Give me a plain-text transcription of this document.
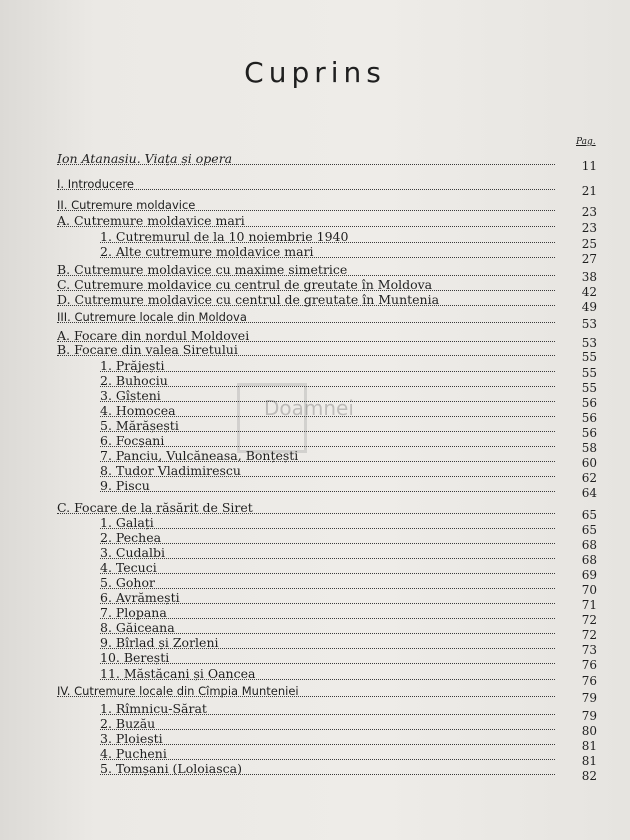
Cuprins
Pag.
Doamnei
Ion Atanasiu. Viața și opera	11
I. Introducere	21
II. Cutremure moldavice	23
A. Cutremure moldavice mari	23
1. Cutremurul de la 10 noiembrie 1940	25
2. Alte cutremure moldavice mari	27
B. Cutremure moldavice cu maxime simetrice	38
C. Cutremure moldavice cu centrul de greutate în Moldova	42
D. Cutremure moldavice cu centrul de greutate în Muntenia	49
III. Cutremure locale din Moldova	53
A. Focare din nordul Moldovei	53
B. Focare din valea Siretului	55
1. Prăjești	55
2. Buhociu	55
3. Gîșteni	56
4. Homocea	56
5. Mărășești	56
6. Focșani	58
7. Panciu, Vulcăneasa, Bonțești	60
8. Tudor Vladimirescu	62
9. Piscu	64
C. Focare de la răsărit de Siret	65
1. Galați	65
2. Pechea	68
3. Cudalbi	68
4. Tecuci	69
5. Gohor	70
6. Avrămești	71
7. Plopana	72
8. Găiceana	72
9. Bîrlad și Zorleni	73
10. Berești	76
11. Măstăcani și Oancea	76
IV. Cutremure locale din Cîmpia Munteniei	79
1. Rîmnicu-Sărat	79
2. Buzău	80
3. Ploiești	81
4. Pucheni	81
5. Tomșani (Loloiasca)	82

┄┄┄┄┄┄┄┄┄┄

[Given request]
Leave the images out and output the remaining material exactly as it stands.

[Task output]
Give me a plain-text transcription of this document.
Cuprins
Pag.
Doamnei
Ion Atanasiu. Viața și opera	11
I. Introducere	21
II. Cutremure moldavice	23
A. Cutremure moldavice mari	23
1. Cutremurul de la 10 noiembrie 1940	25
2. Alte cutremure moldavice mari	27
B. Cutremure moldavice cu maxime simetrice	38
C. Cutremure moldavice cu centrul de greutate în Moldova	42
D. Cutremure moldavice cu centrul de greutate în Muntenia	49
III. Cutremure locale din Moldova	53
A. Focare din nordul Moldovei	53
B. Focare din valea Siretului	55
1. Prăjești	55
2. Buhociu	55
3. Gîșteni	56
4. Homocea	56
5. Mărășești	56
6. Focșani	58
7. Panciu, Vulcăneasa, Bonțești	60
8. Tudor Vladimirescu	62
9. Piscu	64
C. Focare de la răsărit de Siret	65
1. Galați	65
2. Pechea	68
3. Cudalbi	68
4. Tecuci	69
5. Gohor	70
6. Avrămești	71
7. Plopana	72
8. Găiceana	72
9. Bîrlad și Zorleni	73
10. Berești	76
11. Măstăcani și Oancea	76
IV. Cutremure locale din Cîmpia Munteniei	79
1. Rîmnicu-Sărat	79
2. Buzău	80
3. Ploiești	81
4. Pucheni	81
5. Tomșani (Loloiasca)	82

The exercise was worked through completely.